■ What you should do ■
Look over the lines below. Report each one that includes the string "this".

Stored data
────
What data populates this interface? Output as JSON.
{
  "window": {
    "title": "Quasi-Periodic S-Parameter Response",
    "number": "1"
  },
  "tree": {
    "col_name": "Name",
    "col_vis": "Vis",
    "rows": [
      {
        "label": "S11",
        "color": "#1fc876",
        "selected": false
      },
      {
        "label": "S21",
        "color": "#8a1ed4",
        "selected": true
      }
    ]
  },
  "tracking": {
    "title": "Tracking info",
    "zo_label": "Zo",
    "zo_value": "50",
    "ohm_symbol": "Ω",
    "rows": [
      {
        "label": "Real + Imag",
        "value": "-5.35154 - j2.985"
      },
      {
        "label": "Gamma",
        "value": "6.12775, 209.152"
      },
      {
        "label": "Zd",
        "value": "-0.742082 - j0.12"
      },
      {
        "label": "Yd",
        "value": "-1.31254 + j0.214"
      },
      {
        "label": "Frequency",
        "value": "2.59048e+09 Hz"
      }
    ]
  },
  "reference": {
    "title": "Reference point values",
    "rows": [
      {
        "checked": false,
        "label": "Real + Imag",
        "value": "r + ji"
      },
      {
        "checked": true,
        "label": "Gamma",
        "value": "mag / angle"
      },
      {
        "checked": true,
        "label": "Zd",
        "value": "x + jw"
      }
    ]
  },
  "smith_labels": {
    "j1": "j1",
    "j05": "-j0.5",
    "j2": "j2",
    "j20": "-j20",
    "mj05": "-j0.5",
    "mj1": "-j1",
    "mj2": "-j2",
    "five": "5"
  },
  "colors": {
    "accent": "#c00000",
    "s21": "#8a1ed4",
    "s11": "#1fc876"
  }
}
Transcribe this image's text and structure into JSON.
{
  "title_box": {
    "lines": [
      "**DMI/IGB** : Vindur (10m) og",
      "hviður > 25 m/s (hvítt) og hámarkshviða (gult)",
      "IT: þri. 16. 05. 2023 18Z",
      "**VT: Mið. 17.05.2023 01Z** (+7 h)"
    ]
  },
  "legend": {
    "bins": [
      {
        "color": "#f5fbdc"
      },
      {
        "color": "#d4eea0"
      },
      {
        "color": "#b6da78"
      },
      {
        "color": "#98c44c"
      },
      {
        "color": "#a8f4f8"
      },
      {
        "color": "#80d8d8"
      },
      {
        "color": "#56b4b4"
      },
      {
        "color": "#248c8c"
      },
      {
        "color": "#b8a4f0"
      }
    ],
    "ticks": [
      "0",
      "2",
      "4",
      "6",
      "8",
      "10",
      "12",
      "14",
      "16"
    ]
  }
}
────
■ Correct response ■
What data populates this interface? Output as JSON.
Transcribe this image's text and structure into JSON.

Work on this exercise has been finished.